Scan the data. Collect each line that contains the word "number".

▶ _Stored records_:
########

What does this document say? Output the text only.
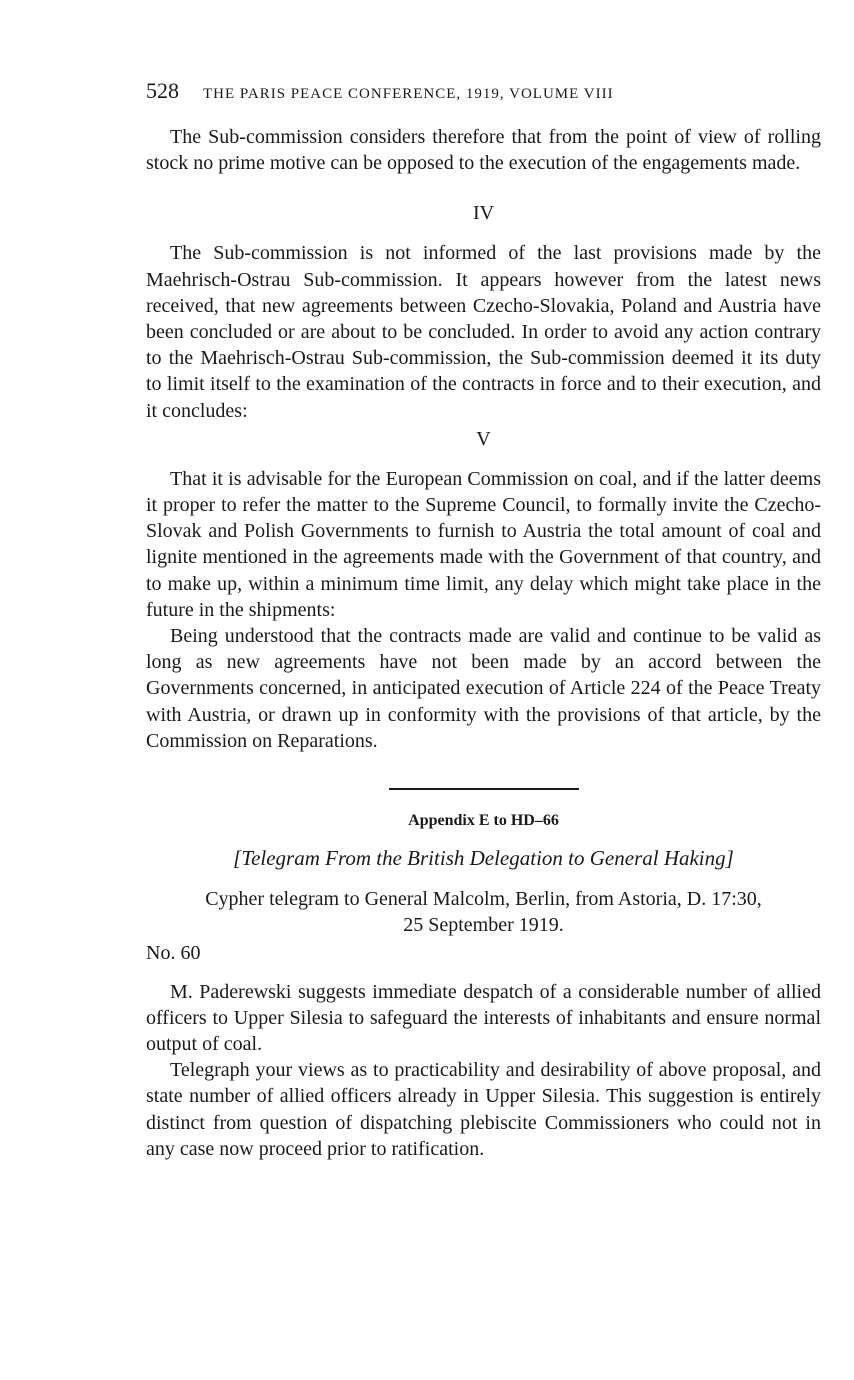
528 THE PARIS PEACE CONFERENCE, 1919, VOLUME VIII

The Sub-commission considers therefore that from the point of view of rolling stock no prime motive can be opposed to the execution of the engagements made.

IV

The Sub-commission is not informed of the last provisions made by the Maehrisch-Ostrau Sub-commission. It appears however from the latest news received, that new agreements between Czecho-Slovakia, Poland and Austria have been concluded or are about to be concluded. In order to avoid any action contrary to the Maehrisch-Ostrau Sub-commission, the Sub-commission deemed it its duty to limit itself to the examination of the contracts in force and to their execution, and it concludes:

V

That it is advisable for the European Commission on coal, and if the latter deems it proper to refer the matter to the Supreme Council, to formally invite the Czecho-Slovak and Polish Governments to furnish to Austria the total amount of coal and lignite mentioned in the agreements made with the Government of that country, and to make up, within a minimum time limit, any delay which might take place in the future in the shipments:

Being understood that the contracts made are valid and continue to be valid as long as new agreements have not been made by an accord between the Governments concerned, in anticipated execution of Article 224 of the Peace Treaty with Austria, or drawn up in conformity with the provisions of that article, by the Commission on Reparations.

Appendix E to HD–66
[Telegram From the British Delegation to General Haking]
Cypher telegram to General Malcolm, Berlin, from Astoria, D. 17:30,
25 September 1919.
No. 60

M. Paderewski suggests immediate despatch of a considerable number of allied officers to Upper Silesia to safeguard the interests of inhabitants and ensure normal output of coal.

Telegraph your views as to practicability and desirability of above proposal, and state number of allied officers already in Upper Silesia. This suggestion is entirely distinct from question of dispatching plebiscite Commissioners who could not in any case now proceed prior to ratification.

########

▶ _Answer to the task_:
M. Paderewski suggests immediate despatch of a considerable number of allied officers to Upper Silesia to safeguard the interests of inhabitants and ensure normal output of coal.
Telegraph your views as to practicability and desirability of above proposal, and state number of allied officers already in Upper Silesia. This suggestion is entirely distinct from question of dispatching plebiscite Commissioners who could not in any case now proceed prior to ratification.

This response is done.